Recorded data
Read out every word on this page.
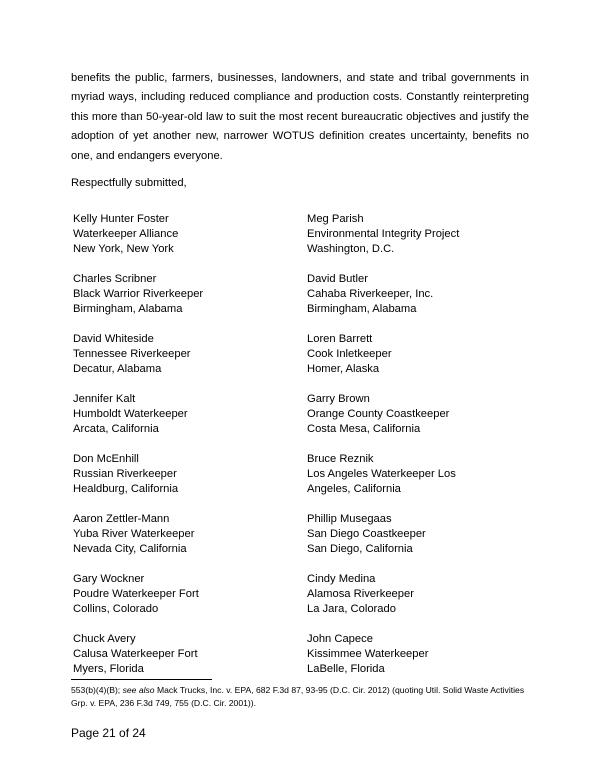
benefits the public, farmers, businesses, landowners, and state and tribal governments in myriad ways, including reduced compliance and production costs. Constantly reinterpreting this more than 50-year-old law to suit the most recent bureaucratic objectives and justify the adoption of yet another new, narrower WOTUS definition creates uncertainty, benefits no one, and endangers everyone.

Respectfully submitted,

Kelly Hunter Foster
Waterkeeper Alliance
New York, New York
Meg Parish
Environmental Integrity Project
Washington, D.C.
Charles Scribner
Black Warrior Riverkeeper
Birmingham, Alabama
David Butler
Cahaba Riverkeeper, Inc.
Birmingham, Alabama
David Whiteside
Tennessee Riverkeeper
Decatur, Alabama
Loren Barrett
Cook Inletkeeper
Homer, Alaska
Jennifer Kalt
Humboldt Waterkeeper
Arcata, California
Garry Brown
Orange County Coastkeeper
Costa Mesa, California
Don McEnhill
Russian Riverkeeper
Healdburg, California
Bruce Reznik
Los Angeles Waterkeeper Los
Angeles, California
Aaron Zettler-Mann
Yuba River Waterkeeper
Nevada City, California
Phillip Musegaas
San Diego Coastkeeper
San Diego, California
Gary Wockner
Poudre Waterkeeper Fort
Collins, Colorado
Cindy Medina
Alamosa Riverkeeper
La Jara, Colorado
Chuck Avery
Calusa Waterkeeper Fort
Myers, Florida
John Capece
Kissimmee Waterkeeper
LaBelle, Florida

553(b)(4)(B); see also Mack Trucks, Inc. v. EPA, 682 F.3d 87, 93-95 (D.C. Cir. 2012) (quoting Util. Solid Waste Activities Grp. v. EPA, 236 F.3d 749, 755 (D.C. Cir. 2001)).

Page 21 of 24
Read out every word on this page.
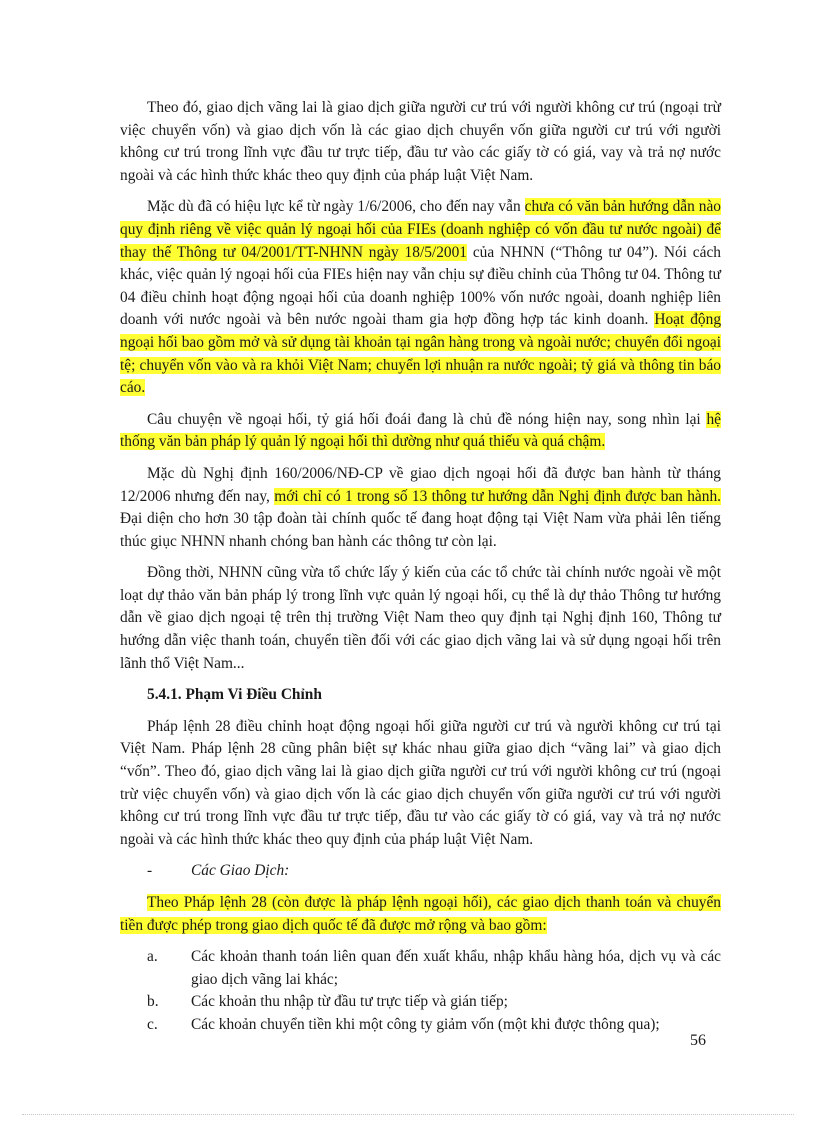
Theo đó, giao dịch vãng lai là giao dịch giữa người cư trú với người không cư trú (ngoại trừ việc chuyển vốn) và giao dịch vốn là các giao dịch chuyển vốn giữa người cư trú với người không cư trú trong lĩnh vực đầu tư trực tiếp, đầu tư vào các giấy tờ có giá, vay và trả nợ nước ngoài và các hình thức khác theo quy định của pháp luật Việt Nam.

Mặc dù đã có hiệu lực kể từ ngày 1/6/2006, cho đến nay vẫn chưa có văn bản hướng dẫn nào quy định riêng về việc quản lý ngoại hối của FIEs (doanh nghiệp có vốn đầu tư nước ngoài) để thay thế Thông tư 04/2001/TT-NHNN ngày 18/5/2001 của NHNN (“Thông tư 04”). Nói cách khác, việc quản lý ngoại hối của FIEs hiện nay vẫn chịu sự điều chỉnh của Thông tư 04. Thông tư 04 điều chỉnh hoạt động ngoại hối của doanh nghiệp 100% vốn nước ngoài, doanh nghiệp liên doanh với nước ngoài và bên nước ngoài tham gia hợp đồng hợp tác kinh doanh. Hoạt động ngoại hối bao gồm mở và sử dụng tài khoản tại ngân hàng trong và ngoài nước; chuyển đổi ngoại tệ; chuyển vốn vào và ra khỏi Việt Nam; chuyển lợi nhuận ra nước ngoài; tỷ giá và thông tin báo cáo.

Câu chuyện về ngoại hối, tỷ giá hối đoái đang là chủ đề nóng hiện nay, song nhìn lại hệ thống văn bản pháp lý quản lý ngoại hối thì dường như quá thiếu và quá chậm.

Mặc dù Nghị định 160/2006/NĐ-CP về giao dịch ngoại hối đã được ban hành từ tháng 12/2006 nhưng đến nay, mới chỉ có 1 trong số 13 thông tư hướng dẫn Nghị định được ban hành. Đại diện cho hơn 30 tập đoàn tài chính quốc tế đang hoạt động tại Việt Nam vừa phải lên tiếng thúc giục NHNN nhanh chóng ban hành các thông tư còn lại.

Đồng thời, NHNN cũng vừa tổ chức lấy ý kiến của các tổ chức tài chính nước ngoài về một loạt dự thảo văn bản pháp lý trong lĩnh vực quản lý ngoại hối, cụ thể là dự thảo Thông tư hướng dẫn về giao dịch ngoại tệ trên thị trường Việt Nam theo quy định tại Nghị định 160, Thông tư hướng dẫn việc thanh toán, chuyển tiền đối với các giao dịch vãng lai và sử dụng ngoại hối trên lãnh thổ Việt Nam...

5.4.1. Phạm Vi Điều Chỉnh

Pháp lệnh 28 điều chỉnh hoạt động ngoại hối giữa người cư trú và người không cư trú tại Việt Nam. Pháp lệnh 28 cũng phân biệt sự khác nhau giữa giao dịch “vãng lai” và giao dịch “vốn”. Theo đó, giao dịch vãng lai là giao dịch giữa người cư trú với người không cư trú (ngoại trừ việc chuyển vốn) và giao dịch vốn là các giao dịch chuyển vốn giữa người cư trú với người không cư trú trong lĩnh vực đầu tư trực tiếp, đầu tư vào các giấy tờ có giá, vay và trả nợ nước ngoài và các hình thức khác theo quy định của pháp luật Việt Nam.

-	Các Giao Dịch:

Theo Pháp lệnh 28 (còn được là pháp lệnh ngoại hối), các giao dịch thanh toán và chuyển tiền được phép trong giao dịch quốc tế đã được mở rộng và bao gồm:

a.	Các khoản thanh toán liên quan đến xuất khẩu, nhập khẩu hàng hóa, dịch vụ và các giao dịch vãng lai khác;
b.	Các khoản thu nhập từ đầu tư trực tiếp và gián tiếp;
c.	Các khoản chuyển tiền khi một công ty giảm vốn (một khi được thông qua);
56
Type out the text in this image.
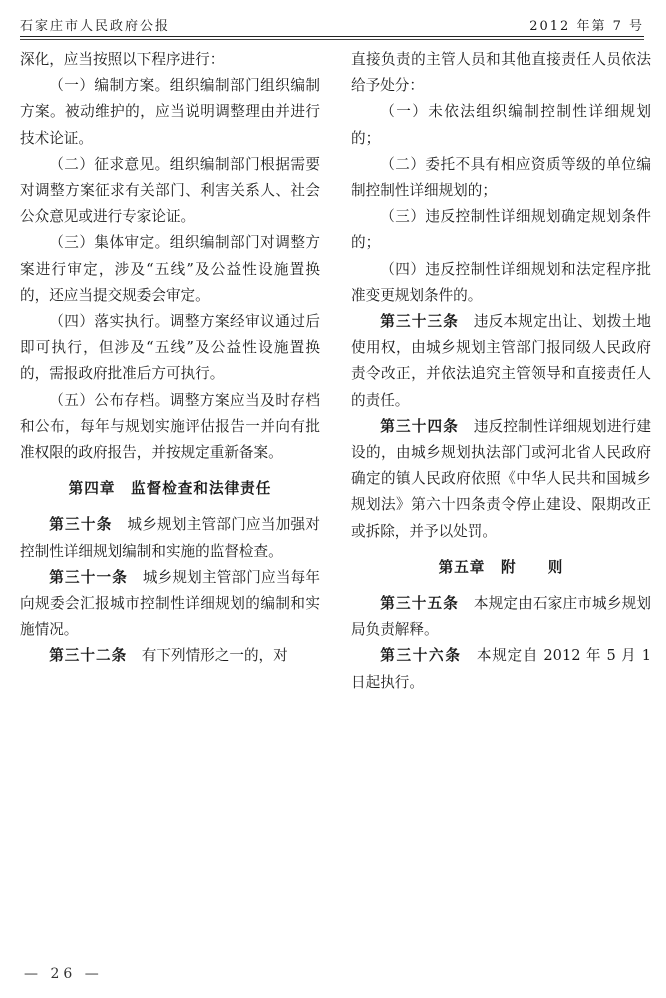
石家庄市人民政府公报	2012 年第 7 号

深化，应当按照以下程序进行：

（一）编制方案。组织编制部门组织编制方案。被动维护的，应当说明调整理由并进行技术论证。

（二）征求意见。组织编制部门根据需要对调整方案征求有关部门、利害关系人、社会公众意见或进行专家论证。

（三）集体审定。组织编制部门对调整方案进行审定，涉及“五线”及公益性设施置换的，还应当提交规委会审定。

（四）落实执行。调整方案经审议通过后即可执行，但涉及“五线”及公益性设施置换的，需报政府批准后方可执行。

（五）公布存档。调整方案应当及时存档和公布，每年与规划实施评估报告一并向有批准权限的政府报告，并按规定重新备案。

第四章　监督检查和法律责任

第三十条　 城乡规划主管部门应当加强对控制性详细规划编制和实施的监督检查。

第三十一条　 城乡规划主管部门应当每年向规委会汇报城市控制性详细规划的编制和实施情况。

第三十二条　 有下列情形之一的，对

直接负责的主管人员和其他直接责任人员依法给予处分：

（一）未依法组织编制控制性详细规划的；

（二）委托不具有相应资质等级的单位编制控制性详细规划的；

（三）违反控制性详细规划确定规划条件的；

（四）违反控制性详细规划和法定程序批准变更规划条件的。

第三十三条　 违反本规定出让、划拨土地使用权，由城乡规划主管部门报同级人民政府责令改正，并依法追究主管领导和直接责任人的责任。

第三十四条　 违反控制性详细规划进行建设的，由城乡规划执法部门或河北省人民政府确定的镇人民政府依照《中华人民共和国城乡规划法》第六十四条责令停止建设、限期改正或拆除，并予以处罚。

第五章　附　　则

第三十五条　 本规定由石家庄市城乡规划局负责解释。

第三十六条　 本规定自 2012 年 5 月 1 日起执行。

— 26 —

● **WRITTEN PROBLEM**:
Every entry must be reproduced exactly, with the images left out.

● **COMPLETE RESPONSE**:
Read out every word on this page.
benefits the public, farmers, businesses, landowners, and state and tribal governments in myriad ways, including reduced compliance and production costs. Constantly reinterpreting this more than 50-year-old law to suit the most recent bureaucratic objectives and justify the adoption of yet another new, narrower WOTUS definition creates uncertainty, benefits no one, and endangers everyone.

Respectfully submitted,

Kelly Hunter Foster
Waterkeeper Alliance
New York, New York
Meg Parish
Environmental Integrity Project
Washington, D.C.
Charles Scribner
Black Warrior Riverkeeper
Birmingham, Alabama
David Butler
Cahaba Riverkeeper, Inc.
Birmingham, Alabama
David Whiteside
Tennessee Riverkeeper
Decatur, Alabama
Loren Barrett
Cook Inletkeeper
Homer, Alaska
Jennifer Kalt
Humboldt Waterkeeper
Arcata, California
Garry Brown
Orange County Coastkeeper
Costa Mesa, California
Don McEnhill
Russian Riverkeeper
Healdburg, California
Bruce Reznik
Los Angeles Waterkeeper Los
Angeles, California
Aaron Zettler-Mann
Yuba River Waterkeeper
Nevada City, California
Phillip Musegaas
San Diego Coastkeeper
San Diego, California
Gary Wockner
Poudre Waterkeeper Fort
Collins, Colorado
Cindy Medina
Alamosa Riverkeeper
La Jara, Colorado
Chuck Avery
Calusa Waterkeeper Fort
Myers, Florida
John Capece
Kissimmee Waterkeeper
LaBelle, Florida

553(b)(4)(B); see also Mack Trucks, Inc. v. EPA, 682 F.3d 87, 93-95 (D.C. Cir. 2012) (quoting Util. Solid Waste Activities Grp. v. EPA, 236 F.3d 749, 755 (D.C. Cir. 2001)).

Page 21 of 24
Read out every word on this page.
Theo đó, giao dịch vãng lai là giao dịch giữa người cư trú với người không cư trú (ngoại trừ việc chuyển vốn) và giao dịch vốn là các giao dịch chuyển vốn giữa người cư trú với người không cư trú trong lĩnh vực đầu tư trực tiếp, đầu tư vào các giấy tờ có giá, vay và trả nợ nước ngoài và các hình thức khác theo quy định của pháp luật Việt Nam.

Mặc dù đã có hiệu lực kể từ ngày 1/6/2006, cho đến nay vẫn chưa có văn bản hướng dẫn nào quy định riêng về việc quản lý ngoại hối của FIEs (doanh nghiệp có vốn đầu tư nước ngoài) để thay thế Thông tư 04/2001/TT-NHNN ngày 18/5/2001 của NHNN (“Thông tư 04”). Nói cách khác, việc quản lý ngoại hối của FIEs hiện nay vẫn chịu sự điều chỉnh của Thông tư 04. Thông tư 04 điều chỉnh hoạt động ngoại hối của doanh nghiệp 100% vốn nước ngoài, doanh nghiệp liên doanh với nước ngoài và bên nước ngoài tham gia hợp đồng hợp tác kinh doanh. Hoạt động ngoại hối bao gồm mở và sử dụng tài khoản tại ngân hàng trong và ngoài nước; chuyển đổi ngoại tệ; chuyển vốn vào và ra khỏi Việt Nam; chuyển lợi nhuận ra nước ngoài; tỷ giá và thông tin báo cáo.

Câu chuyện về ngoại hối, tỷ giá hối đoái đang là chủ đề nóng hiện nay, song nhìn lại hệ thống văn bản pháp lý quản lý ngoại hối thì dường như quá thiếu và quá chậm.

Mặc dù Nghị định 160/2006/NĐ-CP về giao dịch ngoại hối đã được ban hành từ tháng 12/2006 nhưng đến nay, mới chỉ có 1 trong số 13 thông tư hướng dẫn Nghị định được ban hành. Đại diện cho hơn 30 tập đoàn tài chính quốc tế đang hoạt động tại Việt Nam vừa phải lên tiếng thúc giục NHNN nhanh chóng ban hành các thông tư còn lại.

Đồng thời, NHNN cũng vừa tổ chức lấy ý kiến của các tổ chức tài chính nước ngoài về một loạt dự thảo văn bản pháp lý trong lĩnh vực quản lý ngoại hối, cụ thể là dự thảo Thông tư hướng dẫn về giao dịch ngoại tệ trên thị trường Việt Nam theo quy định tại Nghị định 160, Thông tư hướng dẫn việc thanh toán, chuyển tiền đối với các giao dịch vãng lai và sử dụng ngoại hối trên lãnh thổ Việt Nam...

5.4.1. Phạm Vi Điều Chỉnh

Pháp lệnh 28 điều chỉnh hoạt động ngoại hối giữa người cư trú và người không cư trú tại Việt Nam. Pháp lệnh 28 cũng phân biệt sự khác nhau giữa giao dịch “vãng lai” và giao dịch “vốn”. Theo đó, giao dịch vãng lai là giao dịch giữa người cư trú với người không cư trú (ngoại trừ việc chuyển vốn) và giao dịch vốn là các giao dịch chuyển vốn giữa người cư trú với người không cư trú trong lĩnh vực đầu tư trực tiếp, đầu tư vào các giấy tờ có giá, vay và trả nợ nước ngoài và các hình thức khác theo quy định của pháp luật Việt Nam.

-	Các Giao Dịch:

Theo Pháp lệnh 28 (còn được là pháp lệnh ngoại hối), các giao dịch thanh toán và chuyển tiền được phép trong giao dịch quốc tế đã được mở rộng và bao gồm:

a.	Các khoản thanh toán liên quan đến xuất khẩu, nhập khẩu hàng hóa, dịch vụ và các giao dịch vãng lai khác;
b.	Các khoản thu nhập từ đầu tư trực tiếp và gián tiếp;
c.	Các khoản chuyển tiền khi một công ty giảm vốn (một khi được thông qua);
56
Type out the text in this image.
石家庄市人民政府公报	2012 年第 7 号

深化，应当按照以下程序进行：

（一）编制方案。组织编制部门组织编制方案。被动维护的，应当说明调整理由并进行技术论证。

（二）征求意见。组织编制部门根据需要对调整方案征求有关部门、利害关系人、社会公众意见或进行专家论证。

（三）集体审定。组织编制部门对调整方案进行审定，涉及“五线”及公益性设施置换的，还应当提交规委会审定。

（四）落实执行。调整方案经审议通过后即可执行，但涉及“五线”及公益性设施置换的，需报政府批准后方可执行。

（五）公布存档。调整方案应当及时存档和公布，每年与规划实施评估报告一并向有批准权限的政府报告，并按规定重新备案。

第四章　监督检查和法律责任

第三十条　 城乡规划主管部门应当加强对控制性详细规划编制和实施的监督检查。

第三十一条　 城乡规划主管部门应当每年向规委会汇报城市控制性详细规划的编制和实施情况。

第三十二条　 有下列情形之一的，对

直接负责的主管人员和其他直接责任人员依法给予处分：

（一）未依法组织编制控制性详细规划的；

（二）委托不具有相应资质等级的单位编制控制性详细规划的；

（三）违反控制性详细规划确定规划条件的；

（四）违反控制性详细规划和法定程序批准变更规划条件的。

第三十三条　 违反本规定出让、划拨土地使用权，由城乡规划主管部门报同级人民政府责令改正，并依法追究主管领导和直接责任人的责任。

第三十四条　 违反控制性详细规划进行建设的，由城乡规划执法部门或河北省人民政府确定的镇人民政府依照《中华人民共和国城乡规划法》第六十四条责令停止建设、限期改正或拆除，并予以处罚。

第五章　附　　则

第三十五条　 本规定由石家庄市城乡规划局负责解释。

第三十六条　 本规定自 2012 年 5 月 1 日起执行。

— 26 —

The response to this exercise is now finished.